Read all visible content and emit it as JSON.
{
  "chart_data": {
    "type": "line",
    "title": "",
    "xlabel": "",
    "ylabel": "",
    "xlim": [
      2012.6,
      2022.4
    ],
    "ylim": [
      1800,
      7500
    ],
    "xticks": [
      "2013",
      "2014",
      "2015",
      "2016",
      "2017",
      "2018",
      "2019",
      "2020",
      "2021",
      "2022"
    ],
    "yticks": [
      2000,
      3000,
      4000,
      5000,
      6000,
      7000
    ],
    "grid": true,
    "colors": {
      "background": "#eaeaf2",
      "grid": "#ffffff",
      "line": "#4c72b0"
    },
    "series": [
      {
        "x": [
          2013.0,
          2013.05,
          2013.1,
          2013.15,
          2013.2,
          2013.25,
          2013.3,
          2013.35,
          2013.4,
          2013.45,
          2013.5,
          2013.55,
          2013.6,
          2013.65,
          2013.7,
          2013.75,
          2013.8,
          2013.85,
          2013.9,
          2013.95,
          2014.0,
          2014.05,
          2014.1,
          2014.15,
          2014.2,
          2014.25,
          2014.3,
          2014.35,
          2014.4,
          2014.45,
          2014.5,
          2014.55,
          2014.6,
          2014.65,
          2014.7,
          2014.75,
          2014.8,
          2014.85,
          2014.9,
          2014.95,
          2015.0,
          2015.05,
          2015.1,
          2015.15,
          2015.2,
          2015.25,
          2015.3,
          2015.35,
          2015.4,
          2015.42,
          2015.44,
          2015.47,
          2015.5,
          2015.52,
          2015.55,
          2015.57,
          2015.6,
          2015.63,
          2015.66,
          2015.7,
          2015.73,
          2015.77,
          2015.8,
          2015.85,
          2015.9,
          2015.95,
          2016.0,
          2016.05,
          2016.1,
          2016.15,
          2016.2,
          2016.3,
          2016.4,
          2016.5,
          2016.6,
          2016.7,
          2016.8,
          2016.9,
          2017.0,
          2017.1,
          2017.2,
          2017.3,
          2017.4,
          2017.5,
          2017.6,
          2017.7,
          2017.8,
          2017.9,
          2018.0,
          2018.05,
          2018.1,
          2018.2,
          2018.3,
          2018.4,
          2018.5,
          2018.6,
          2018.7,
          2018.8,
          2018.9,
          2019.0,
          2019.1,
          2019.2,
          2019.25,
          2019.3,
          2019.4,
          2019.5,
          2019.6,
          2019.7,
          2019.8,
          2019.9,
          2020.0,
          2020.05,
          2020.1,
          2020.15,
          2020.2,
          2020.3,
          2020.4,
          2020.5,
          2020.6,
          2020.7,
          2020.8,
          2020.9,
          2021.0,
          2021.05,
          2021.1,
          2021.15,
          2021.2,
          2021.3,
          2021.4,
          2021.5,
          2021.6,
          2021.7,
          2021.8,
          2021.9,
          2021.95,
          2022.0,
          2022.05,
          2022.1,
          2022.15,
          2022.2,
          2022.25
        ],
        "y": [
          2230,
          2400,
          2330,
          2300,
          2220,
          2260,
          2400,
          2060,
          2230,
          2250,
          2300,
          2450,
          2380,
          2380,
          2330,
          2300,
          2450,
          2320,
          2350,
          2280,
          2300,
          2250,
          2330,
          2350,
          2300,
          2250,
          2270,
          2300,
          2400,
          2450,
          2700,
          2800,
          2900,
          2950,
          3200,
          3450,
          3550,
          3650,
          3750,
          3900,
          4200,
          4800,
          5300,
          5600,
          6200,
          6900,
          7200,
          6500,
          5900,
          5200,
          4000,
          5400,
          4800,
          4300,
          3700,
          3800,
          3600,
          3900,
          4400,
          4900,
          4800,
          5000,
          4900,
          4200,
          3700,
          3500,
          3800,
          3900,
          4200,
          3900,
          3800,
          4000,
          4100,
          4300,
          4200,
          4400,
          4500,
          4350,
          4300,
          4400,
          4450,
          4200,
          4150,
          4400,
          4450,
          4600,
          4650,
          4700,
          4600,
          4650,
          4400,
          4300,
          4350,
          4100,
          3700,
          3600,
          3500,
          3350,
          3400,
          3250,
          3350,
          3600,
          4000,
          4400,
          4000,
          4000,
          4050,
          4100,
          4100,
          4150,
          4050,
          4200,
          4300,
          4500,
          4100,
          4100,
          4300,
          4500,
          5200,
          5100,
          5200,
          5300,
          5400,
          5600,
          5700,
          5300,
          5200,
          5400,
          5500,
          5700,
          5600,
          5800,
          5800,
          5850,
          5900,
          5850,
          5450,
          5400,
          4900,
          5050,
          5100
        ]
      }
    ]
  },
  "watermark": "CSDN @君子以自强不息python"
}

**Written task:**
Every line above needs to be retyped exactly.

**Exercise output:**
Read all visible content and emit it as JSON.
{
  "chart_data": {
    "type": "line",
    "title": "",
    "xlabel": "",
    "ylabel": "",
    "xlim": [
      2012.6,
      2022.4
    ],
    "ylim": [
      1800,
      7500
    ],
    "xticks": [
      "2013",
      "2014",
      "2015",
      "2016",
      "2017",
      "2018",
      "2019",
      "2020",
      "2021",
      "2022"
    ],
    "yticks": [
      2000,
      3000,
      4000,
      5000,
      6000,
      7000
    ],
    "grid": true,
    "colors": {
      "background": "#eaeaf2",
      "grid": "#ffffff",
      "line": "#4c72b0"
    },
    "series": [
      {
        "x": [
          2013.0,
          2013.05,
          2013.1,
          2013.15,
          2013.2,
          2013.25,
          2013.3,
          2013.35,
          2013.4,
          2013.45,
          2013.5,
          2013.55,
          2013.6,
          2013.65,
          2013.7,
          2013.75,
          2013.8,
          2013.85,
          2013.9,
          2013.95,
          2014.0,
          2014.05,
          2014.1,
          2014.15,
          2014.2,
          2014.25,
          2014.3,
          2014.35,
          2014.4,
          2014.45,
          2014.5,
          2014.55,
          2014.6,
          2014.65,
          2014.7,
          2014.75,
          2014.8,
          2014.85,
          2014.9,
          2014.95,
          2015.0,
          2015.05,
          2015.1,
          2015.15,
          2015.2,
          2015.25,
          2015.3,
          2015.35,
          2015.4,
          2015.42,
          2015.44,
          2015.47,
          2015.5,
          2015.52,
          2015.55,
          2015.57,
          2015.6,
          2015.63,
          2015.66,
          2015.7,
          2015.73,
          2015.77,
          2015.8,
          2015.85,
          2015.9,
          2015.95,
          2016.0,
          2016.05,
          2016.1,
          2016.15,
          2016.2,
          2016.3,
          2016.4,
          2016.5,
          2016.6,
          2016.7,
          2016.8,
          2016.9,
          2017.0,
          2017.1,
          2017.2,
          2017.3,
          2017.4,
          2017.5,
          2017.6,
          2017.7,
          2017.8,
          2017.9,
          2018.0,
          2018.05,
          2018.1,
          2018.2,
          2018.3,
          2018.4,
          2018.5,
          2018.6,
          2018.7,
          2018.8,
          2018.9,
          2019.0,
          2019.1,
          2019.2,
          2019.25,
          2019.3,
          2019.4,
          2019.5,
          2019.6,
          2019.7,
          2019.8,
          2019.9,
          2020.0,
          2020.05,
          2020.1,
          2020.15,
          2020.2,
          2020.3,
          2020.4,
          2020.5,
          2020.6,
          2020.7,
          2020.8,
          2020.9,
          2021.0,
          2021.05,
          2021.1,
          2021.15,
          2021.2,
          2021.3,
          2021.4,
          2021.5,
          2021.6,
          2021.7,
          2021.8,
          2021.9,
          2021.95,
          2022.0,
          2022.05,
          2022.1,
          2022.15,
          2022.2,
          2022.25
        ],
        "y": [
          2230,
          2400,
          2330,
          2300,
          2220,
          2260,
          2400,
          2060,
          2230,
          2250,
          2300,
          2450,
          2380,
          2380,
          2330,
          2300,
          2450,
          2320,
          2350,
          2280,
          2300,
          2250,
          2330,
          2350,
          2300,
          2250,
          2270,
          2300,
          2400,
          2450,
          2700,
          2800,
          2900,
          2950,
          3200,
          3450,
          3550,
          3650,
          3750,
          3900,
          4200,
          4800,
          5300,
          5600,
          6200,
          6900,
          7200,
          6500,
          5900,
          5200,
          4000,
          5400,
          4800,
          4300,
          3700,
          3800,
          3600,
          3900,
          4400,
          4900,
          4800,
          5000,
          4900,
          4200,
          3700,
          3500,
          3800,
          3900,
          4200,
          3900,
          3800,
          4000,
          4100,
          4300,
          4200,
          4400,
          4500,
          4350,
          4300,
          4400,
          4450,
          4200,
          4150,
          4400,
          4450,
          4600,
          4650,
          4700,
          4600,
          4650,
          4400,
          4300,
          4350,
          4100,
          3700,
          3600,
          3500,
          3350,
          3400,
          3250,
          3350,
          3600,
          4000,
          4400,
          4000,
          4000,
          4050,
          4100,
          4100,
          4150,
          4050,
          4200,
          4300,
          4500,
          4100,
          4100,
          4300,
          4500,
          5200,
          5100,
          5200,
          5300,
          5400,
          5600,
          5700,
          5300,
          5200,
          5400,
          5500,
          5700,
          5600,
          5800,
          5800,
          5850,
          5900,
          5850,
          5450,
          5400,
          4900,
          5050,
          5100
        ]
      }
    ]
  },
  "watermark": "CSDN @君子以自强不息python"
}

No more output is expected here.